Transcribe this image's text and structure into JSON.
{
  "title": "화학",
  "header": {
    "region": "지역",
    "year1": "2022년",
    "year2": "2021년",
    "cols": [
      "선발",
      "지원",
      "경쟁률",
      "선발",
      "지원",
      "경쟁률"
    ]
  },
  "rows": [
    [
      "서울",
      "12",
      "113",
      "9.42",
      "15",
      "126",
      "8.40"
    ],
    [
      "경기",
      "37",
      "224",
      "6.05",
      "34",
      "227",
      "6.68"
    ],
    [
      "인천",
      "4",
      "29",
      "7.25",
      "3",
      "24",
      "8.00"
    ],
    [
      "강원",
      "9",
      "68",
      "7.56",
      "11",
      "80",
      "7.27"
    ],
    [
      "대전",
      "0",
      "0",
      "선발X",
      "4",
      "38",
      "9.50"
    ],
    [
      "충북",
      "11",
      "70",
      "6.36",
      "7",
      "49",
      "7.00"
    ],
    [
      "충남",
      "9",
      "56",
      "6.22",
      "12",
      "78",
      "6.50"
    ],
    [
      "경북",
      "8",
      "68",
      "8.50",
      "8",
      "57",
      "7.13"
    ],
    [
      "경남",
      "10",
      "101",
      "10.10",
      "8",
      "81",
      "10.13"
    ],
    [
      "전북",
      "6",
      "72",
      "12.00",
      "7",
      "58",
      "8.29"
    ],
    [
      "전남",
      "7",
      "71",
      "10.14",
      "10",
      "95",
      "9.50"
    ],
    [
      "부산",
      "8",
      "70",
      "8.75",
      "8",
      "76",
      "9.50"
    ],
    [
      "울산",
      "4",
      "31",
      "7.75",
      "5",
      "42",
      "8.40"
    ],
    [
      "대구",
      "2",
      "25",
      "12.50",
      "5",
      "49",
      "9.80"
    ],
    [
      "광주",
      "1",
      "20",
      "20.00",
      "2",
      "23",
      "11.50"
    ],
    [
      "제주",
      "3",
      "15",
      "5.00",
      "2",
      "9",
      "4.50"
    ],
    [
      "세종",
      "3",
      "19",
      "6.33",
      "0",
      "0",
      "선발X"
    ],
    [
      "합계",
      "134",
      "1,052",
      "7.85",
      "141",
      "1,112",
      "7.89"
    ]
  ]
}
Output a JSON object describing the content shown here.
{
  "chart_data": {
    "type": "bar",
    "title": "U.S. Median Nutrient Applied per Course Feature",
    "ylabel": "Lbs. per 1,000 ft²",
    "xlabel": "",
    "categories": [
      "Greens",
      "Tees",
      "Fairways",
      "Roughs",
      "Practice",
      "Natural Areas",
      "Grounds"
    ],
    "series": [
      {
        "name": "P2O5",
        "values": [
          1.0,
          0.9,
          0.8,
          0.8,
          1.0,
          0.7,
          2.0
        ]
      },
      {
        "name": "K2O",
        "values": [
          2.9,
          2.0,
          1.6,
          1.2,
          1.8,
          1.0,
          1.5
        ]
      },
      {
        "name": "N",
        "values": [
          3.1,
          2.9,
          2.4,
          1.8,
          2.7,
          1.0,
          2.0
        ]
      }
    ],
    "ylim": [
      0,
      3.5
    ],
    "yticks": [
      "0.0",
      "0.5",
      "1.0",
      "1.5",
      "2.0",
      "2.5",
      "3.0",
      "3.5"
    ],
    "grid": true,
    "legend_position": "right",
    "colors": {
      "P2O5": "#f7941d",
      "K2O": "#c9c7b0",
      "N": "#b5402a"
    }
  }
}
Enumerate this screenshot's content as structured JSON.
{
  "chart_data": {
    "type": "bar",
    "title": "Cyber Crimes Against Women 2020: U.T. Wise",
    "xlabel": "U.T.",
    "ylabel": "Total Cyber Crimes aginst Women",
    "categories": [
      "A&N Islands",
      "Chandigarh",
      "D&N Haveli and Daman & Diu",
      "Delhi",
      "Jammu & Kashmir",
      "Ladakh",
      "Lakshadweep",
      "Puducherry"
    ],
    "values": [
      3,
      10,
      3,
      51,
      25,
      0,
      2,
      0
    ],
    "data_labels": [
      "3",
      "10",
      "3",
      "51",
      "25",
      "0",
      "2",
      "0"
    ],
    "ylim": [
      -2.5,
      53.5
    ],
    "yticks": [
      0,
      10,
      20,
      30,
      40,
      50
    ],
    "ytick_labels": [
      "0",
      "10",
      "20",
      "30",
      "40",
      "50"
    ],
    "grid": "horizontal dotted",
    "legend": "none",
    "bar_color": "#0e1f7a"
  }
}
════
*GIVEN INSTRUCTION*
Go through the listing and print each line exactly as it appears.

*SOLUTION*
Transcribe this image's text and structure into JSON.
{
  "title": "화학",
  "header": {
    "region": "지역",
    "year1": "2022년",
    "year2": "2021년",
    "cols": [
      "선발",
      "지원",
      "경쟁률",
      "선발",
      "지원",
      "경쟁률"
    ]
  },
  "rows": [
    [
      "서울",
      "12",
      "113",
      "9.42",
      "15",
      "126",
      "8.40"
    ],
    [
      "경기",
      "37",
      "224",
      "6.05",
      "34",
      "227",
      "6.68"
    ],
    [
      "인천",
      "4",
      "29",
      "7.25",
      "3",
      "24",
      "8.00"
    ],
    [
      "강원",
      "9",
      "68",
      "7.56",
      "11",
      "80",
      "7.27"
    ],
    [
      "대전",
      "0",
      "0",
      "선발X",
      "4",
      "38",
      "9.50"
    ],
    [
      "충북",
      "11",
      "70",
      "6.36",
      "7",
      "49",
      "7.00"
    ],
    [
      "충남",
      "9",
      "56",
      "6.22",
      "12",
      "78",
      "6.50"
    ],
    [
      "경북",
      "8",
      "68",
      "8.50",
      "8",
      "57",
      "7.13"
    ],
    [
      "경남",
      "10",
      "101",
      "10.10",
      "8",
      "81",
      "10.13"
    ],
    [
      "전북",
      "6",
      "72",
      "12.00",
      "7",
      "58",
      "8.29"
    ],
    [
      "전남",
      "7",
      "71",
      "10.14",
      "10",
      "95",
      "9.50"
    ],
    [
      "부산",
      "8",
      "70",
      "8.75",
      "8",
      "76",
      "9.50"
    ],
    [
      "울산",
      "4",
      "31",
      "7.75",
      "5",
      "42",
      "8.40"
    ],
    [
      "대구",
      "2",
      "25",
      "12.50",
      "5",
      "49",
      "9.80"
    ],
    [
      "광주",
      "1",
      "20",
      "20.00",
      "2",
      "23",
      "11.50"
    ],
    [
      "제주",
      "3",
      "15",
      "5.00",
      "2",
      "9",
      "4.50"
    ],
    [
      "세종",
      "3",
      "19",
      "6.33",
      "0",
      "0",
      "선발X"
    ],
    [
      "합계",
      "134",
      "1,052",
      "7.85",
      "141",
      "1,112",
      "7.89"
    ]
  ]
}
Output a JSON object describing the content shown here.
{
  "chart_data": {
    "type": "bar",
    "title": "U.S. Median Nutrient Applied per Course Feature",
    "ylabel": "Lbs. per 1,000 ft²",
    "xlabel": "",
    "categories": [
      "Greens",
      "Tees",
      "Fairways",
      "Roughs",
      "Practice",
      "Natural Areas",
      "Grounds"
    ],
    "series": [
      {
        "name": "P2O5",
        "values": [
          1.0,
          0.9,
          0.8,
          0.8,
          1.0,
          0.7,
          2.0
        ]
      },
      {
        "name": "K2O",
        "values": [
          2.9,
          2.0,
          1.6,
          1.2,
          1.8,
          1.0,
          1.5
        ]
      },
      {
        "name": "N",
        "values": [
          3.1,
          2.9,
          2.4,
          1.8,
          2.7,
          1.0,
          2.0
        ]
      }
    ],
    "ylim": [
      0,
      3.5
    ],
    "yticks": [
      "0.0",
      "0.5",
      "1.0",
      "1.5",
      "2.0",
      "2.5",
      "3.0",
      "3.5"
    ],
    "grid": true,
    "legend_position": "right",
    "colors": {
      "P2O5": "#f7941d",
      "K2O": "#c9c7b0",
      "N": "#b5402a"
    }
  }
}
Enumerate this screenshot's content as structured JSON.
{
  "chart_data": {
    "type": "bar",
    "title": "Cyber Crimes Against Women 2020: U.T. Wise",
    "xlabel": "U.T.",
    "ylabel": "Total Cyber Crimes aginst Women",
    "categories": [
      "A&N Islands",
      "Chandigarh",
      "D&N Haveli and Daman & Diu",
      "Delhi",
      "Jammu & Kashmir",
      "Ladakh",
      "Lakshadweep",
      "Puducherry"
    ],
    "values": [
      3,
      10,
      3,
      51,
      25,
      0,
      2,
      0
    ],
    "data_labels": [
      "3",
      "10",
      "3",
      "51",
      "25",
      "0",
      "2",
      "0"
    ],
    "ylim": [
      -2.5,
      53.5
    ],
    "yticks": [
      0,
      10,
      20,
      30,
      40,
      50
    ],
    "ytick_labels": [
      "0",
      "10",
      "20",
      "30",
      "40",
      "50"
    ],
    "grid": "horizontal dotted",
    "legend": "none",
    "bar_color": "#0e1f7a"
  }
}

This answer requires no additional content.